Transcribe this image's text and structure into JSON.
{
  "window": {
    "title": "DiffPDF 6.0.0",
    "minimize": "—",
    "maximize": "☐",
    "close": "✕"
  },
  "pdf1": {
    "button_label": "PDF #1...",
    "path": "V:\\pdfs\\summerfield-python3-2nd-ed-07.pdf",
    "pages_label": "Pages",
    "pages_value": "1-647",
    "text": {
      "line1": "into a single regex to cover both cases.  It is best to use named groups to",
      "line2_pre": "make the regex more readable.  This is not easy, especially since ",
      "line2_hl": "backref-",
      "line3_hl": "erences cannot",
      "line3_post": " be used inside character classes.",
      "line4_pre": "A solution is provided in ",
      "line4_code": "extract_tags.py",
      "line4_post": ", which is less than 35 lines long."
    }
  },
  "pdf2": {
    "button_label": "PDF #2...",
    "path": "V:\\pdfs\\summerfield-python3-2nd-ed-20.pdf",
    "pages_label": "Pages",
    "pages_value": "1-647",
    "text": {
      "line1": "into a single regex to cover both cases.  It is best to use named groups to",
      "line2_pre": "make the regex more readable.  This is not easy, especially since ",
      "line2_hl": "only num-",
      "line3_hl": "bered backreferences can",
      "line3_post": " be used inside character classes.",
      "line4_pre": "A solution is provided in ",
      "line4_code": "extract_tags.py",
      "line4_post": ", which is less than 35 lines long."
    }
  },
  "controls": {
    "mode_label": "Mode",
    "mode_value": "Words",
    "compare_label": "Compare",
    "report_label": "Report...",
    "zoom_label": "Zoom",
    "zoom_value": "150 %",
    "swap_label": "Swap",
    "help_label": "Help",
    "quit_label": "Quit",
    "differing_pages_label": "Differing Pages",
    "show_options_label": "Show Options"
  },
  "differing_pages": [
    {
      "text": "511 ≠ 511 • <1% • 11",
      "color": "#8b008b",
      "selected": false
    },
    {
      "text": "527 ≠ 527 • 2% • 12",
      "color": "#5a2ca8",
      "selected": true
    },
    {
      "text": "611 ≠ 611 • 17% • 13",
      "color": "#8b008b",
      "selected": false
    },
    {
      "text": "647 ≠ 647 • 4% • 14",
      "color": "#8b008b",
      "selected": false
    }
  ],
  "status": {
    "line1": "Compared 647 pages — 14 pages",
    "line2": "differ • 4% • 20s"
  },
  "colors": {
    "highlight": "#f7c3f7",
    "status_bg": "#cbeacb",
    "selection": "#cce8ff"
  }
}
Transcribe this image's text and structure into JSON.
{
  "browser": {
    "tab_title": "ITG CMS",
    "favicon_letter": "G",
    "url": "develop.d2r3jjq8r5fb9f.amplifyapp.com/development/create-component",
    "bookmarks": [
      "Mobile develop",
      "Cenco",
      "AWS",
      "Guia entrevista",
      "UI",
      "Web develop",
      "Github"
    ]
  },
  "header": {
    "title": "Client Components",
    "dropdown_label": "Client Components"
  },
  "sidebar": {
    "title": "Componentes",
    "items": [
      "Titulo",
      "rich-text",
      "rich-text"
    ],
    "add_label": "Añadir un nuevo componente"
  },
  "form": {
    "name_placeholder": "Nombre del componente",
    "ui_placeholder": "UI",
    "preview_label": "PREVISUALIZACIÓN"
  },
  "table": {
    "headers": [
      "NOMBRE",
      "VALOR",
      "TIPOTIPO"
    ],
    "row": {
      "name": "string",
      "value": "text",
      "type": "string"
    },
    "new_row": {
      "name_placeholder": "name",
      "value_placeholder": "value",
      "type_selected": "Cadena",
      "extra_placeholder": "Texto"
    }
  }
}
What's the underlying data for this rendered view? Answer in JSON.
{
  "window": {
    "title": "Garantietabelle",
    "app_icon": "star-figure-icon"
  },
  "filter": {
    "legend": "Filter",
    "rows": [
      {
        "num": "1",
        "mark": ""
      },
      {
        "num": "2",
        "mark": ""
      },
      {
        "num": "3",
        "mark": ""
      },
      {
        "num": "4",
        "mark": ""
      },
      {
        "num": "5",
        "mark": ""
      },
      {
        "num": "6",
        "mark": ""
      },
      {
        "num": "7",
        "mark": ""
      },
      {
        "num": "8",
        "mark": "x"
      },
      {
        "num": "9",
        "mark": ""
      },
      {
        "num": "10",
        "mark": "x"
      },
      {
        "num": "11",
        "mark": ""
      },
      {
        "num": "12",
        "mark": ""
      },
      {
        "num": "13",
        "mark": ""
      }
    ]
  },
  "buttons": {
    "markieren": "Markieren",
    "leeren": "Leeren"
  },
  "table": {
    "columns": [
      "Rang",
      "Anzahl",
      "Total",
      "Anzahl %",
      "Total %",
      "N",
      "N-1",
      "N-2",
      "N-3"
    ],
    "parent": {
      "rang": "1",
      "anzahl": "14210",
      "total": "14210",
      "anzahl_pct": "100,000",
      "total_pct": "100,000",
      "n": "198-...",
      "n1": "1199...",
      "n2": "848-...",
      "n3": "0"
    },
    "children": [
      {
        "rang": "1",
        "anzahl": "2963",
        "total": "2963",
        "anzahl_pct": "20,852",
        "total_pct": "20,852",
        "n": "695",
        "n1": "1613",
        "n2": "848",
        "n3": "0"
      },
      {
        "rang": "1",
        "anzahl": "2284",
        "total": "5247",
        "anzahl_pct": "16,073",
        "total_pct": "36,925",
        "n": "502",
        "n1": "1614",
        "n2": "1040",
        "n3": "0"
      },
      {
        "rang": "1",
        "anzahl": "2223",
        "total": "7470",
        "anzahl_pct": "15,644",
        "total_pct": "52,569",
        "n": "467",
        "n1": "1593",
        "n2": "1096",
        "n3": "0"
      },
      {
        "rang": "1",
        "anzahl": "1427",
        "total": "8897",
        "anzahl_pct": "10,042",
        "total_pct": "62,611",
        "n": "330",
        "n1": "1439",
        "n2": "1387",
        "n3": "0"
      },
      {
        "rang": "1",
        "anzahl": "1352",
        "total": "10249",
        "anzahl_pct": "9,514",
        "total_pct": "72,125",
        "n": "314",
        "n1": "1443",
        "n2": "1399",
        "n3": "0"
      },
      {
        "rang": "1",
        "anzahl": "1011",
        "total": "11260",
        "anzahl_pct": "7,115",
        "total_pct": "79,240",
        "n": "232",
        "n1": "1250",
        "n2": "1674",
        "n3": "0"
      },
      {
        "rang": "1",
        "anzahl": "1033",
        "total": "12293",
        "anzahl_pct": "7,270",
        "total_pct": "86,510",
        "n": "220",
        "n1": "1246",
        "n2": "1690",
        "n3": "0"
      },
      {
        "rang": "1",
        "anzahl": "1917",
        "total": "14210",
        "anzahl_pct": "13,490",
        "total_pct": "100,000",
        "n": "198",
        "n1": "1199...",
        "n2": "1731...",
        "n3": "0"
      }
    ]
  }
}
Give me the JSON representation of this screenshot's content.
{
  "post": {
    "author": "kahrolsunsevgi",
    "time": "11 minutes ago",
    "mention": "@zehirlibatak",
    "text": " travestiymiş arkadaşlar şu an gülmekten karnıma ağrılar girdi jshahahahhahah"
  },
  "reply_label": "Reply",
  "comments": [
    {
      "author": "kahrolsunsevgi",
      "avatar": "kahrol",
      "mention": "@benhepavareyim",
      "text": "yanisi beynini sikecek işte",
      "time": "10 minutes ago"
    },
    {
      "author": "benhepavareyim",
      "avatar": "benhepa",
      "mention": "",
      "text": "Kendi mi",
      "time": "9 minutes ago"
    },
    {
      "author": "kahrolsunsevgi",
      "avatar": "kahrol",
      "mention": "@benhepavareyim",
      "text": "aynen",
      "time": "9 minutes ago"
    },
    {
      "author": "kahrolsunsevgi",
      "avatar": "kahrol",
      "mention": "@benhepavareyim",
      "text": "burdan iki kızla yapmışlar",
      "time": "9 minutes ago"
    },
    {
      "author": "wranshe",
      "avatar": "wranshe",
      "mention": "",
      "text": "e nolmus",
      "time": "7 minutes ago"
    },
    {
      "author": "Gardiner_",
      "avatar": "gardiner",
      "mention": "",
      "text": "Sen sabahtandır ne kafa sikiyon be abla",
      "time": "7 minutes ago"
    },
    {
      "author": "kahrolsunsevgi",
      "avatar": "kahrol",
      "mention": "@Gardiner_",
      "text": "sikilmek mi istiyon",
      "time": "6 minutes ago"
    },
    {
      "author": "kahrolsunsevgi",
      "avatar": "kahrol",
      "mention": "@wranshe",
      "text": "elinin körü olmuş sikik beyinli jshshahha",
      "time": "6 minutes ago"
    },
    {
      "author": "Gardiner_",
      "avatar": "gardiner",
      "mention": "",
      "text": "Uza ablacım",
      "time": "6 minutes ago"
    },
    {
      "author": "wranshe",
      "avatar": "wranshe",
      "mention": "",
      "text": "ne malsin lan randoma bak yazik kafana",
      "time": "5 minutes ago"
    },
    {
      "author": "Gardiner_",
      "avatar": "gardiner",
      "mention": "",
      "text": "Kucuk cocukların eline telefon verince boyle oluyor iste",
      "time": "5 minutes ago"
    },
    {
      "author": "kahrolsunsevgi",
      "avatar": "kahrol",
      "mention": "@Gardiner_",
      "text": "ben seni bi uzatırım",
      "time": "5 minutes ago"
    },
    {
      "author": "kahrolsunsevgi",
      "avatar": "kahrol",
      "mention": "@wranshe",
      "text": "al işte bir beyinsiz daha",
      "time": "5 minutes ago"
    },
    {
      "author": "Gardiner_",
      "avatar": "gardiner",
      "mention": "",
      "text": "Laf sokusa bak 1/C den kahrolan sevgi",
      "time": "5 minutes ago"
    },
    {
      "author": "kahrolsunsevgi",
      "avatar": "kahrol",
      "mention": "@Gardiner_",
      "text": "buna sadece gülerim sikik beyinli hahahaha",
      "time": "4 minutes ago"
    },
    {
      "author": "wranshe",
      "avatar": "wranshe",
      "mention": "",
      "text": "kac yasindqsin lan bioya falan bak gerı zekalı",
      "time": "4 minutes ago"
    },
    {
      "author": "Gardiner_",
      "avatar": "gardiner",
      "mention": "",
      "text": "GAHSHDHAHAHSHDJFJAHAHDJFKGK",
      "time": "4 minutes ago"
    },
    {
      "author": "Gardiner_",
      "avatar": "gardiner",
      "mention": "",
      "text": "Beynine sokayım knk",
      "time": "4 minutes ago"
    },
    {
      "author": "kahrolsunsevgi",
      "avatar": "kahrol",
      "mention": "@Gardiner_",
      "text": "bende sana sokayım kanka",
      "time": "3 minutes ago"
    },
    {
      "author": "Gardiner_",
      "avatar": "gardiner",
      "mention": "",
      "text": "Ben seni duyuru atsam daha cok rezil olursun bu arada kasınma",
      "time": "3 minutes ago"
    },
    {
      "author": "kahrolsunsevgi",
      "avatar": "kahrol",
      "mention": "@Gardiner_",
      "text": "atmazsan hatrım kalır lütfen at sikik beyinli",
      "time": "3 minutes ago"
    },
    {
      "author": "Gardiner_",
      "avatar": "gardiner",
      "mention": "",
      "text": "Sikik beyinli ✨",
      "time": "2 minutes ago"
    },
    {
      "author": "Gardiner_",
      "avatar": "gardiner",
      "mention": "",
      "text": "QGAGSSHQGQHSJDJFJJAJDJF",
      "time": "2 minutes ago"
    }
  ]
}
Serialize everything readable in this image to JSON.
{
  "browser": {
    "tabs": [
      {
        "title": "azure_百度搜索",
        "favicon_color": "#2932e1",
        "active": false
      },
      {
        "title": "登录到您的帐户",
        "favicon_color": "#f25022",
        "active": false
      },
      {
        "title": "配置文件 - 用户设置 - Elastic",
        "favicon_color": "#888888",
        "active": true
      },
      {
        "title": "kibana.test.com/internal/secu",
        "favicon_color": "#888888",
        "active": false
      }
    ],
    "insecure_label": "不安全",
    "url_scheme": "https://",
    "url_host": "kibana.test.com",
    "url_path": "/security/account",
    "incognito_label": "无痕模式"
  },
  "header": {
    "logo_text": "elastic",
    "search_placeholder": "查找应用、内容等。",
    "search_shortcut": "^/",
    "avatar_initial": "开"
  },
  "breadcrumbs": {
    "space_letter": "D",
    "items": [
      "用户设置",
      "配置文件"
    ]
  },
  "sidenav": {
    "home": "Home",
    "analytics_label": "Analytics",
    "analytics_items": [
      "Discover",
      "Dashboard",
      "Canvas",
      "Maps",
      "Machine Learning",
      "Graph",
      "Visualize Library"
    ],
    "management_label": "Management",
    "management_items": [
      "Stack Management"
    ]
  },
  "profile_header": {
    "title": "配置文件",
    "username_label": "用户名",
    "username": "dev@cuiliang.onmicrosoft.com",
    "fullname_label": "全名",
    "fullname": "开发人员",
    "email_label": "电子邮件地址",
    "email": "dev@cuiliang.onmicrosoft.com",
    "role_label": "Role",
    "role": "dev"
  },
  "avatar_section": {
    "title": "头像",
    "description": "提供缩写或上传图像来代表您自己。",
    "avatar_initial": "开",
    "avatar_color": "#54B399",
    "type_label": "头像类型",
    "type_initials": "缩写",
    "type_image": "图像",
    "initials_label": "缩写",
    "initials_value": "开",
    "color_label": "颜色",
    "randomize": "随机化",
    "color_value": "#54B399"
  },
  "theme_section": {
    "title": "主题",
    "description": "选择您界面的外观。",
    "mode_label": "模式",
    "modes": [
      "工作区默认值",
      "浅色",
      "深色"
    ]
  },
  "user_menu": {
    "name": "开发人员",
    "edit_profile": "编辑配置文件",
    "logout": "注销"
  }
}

- **WHAT IS EXPECTED**:
Collect the lines that hold "Components".

- **THE COMPLETED TASK**:
    "title": "Client Components",
    "dropdown_label": "Client Components"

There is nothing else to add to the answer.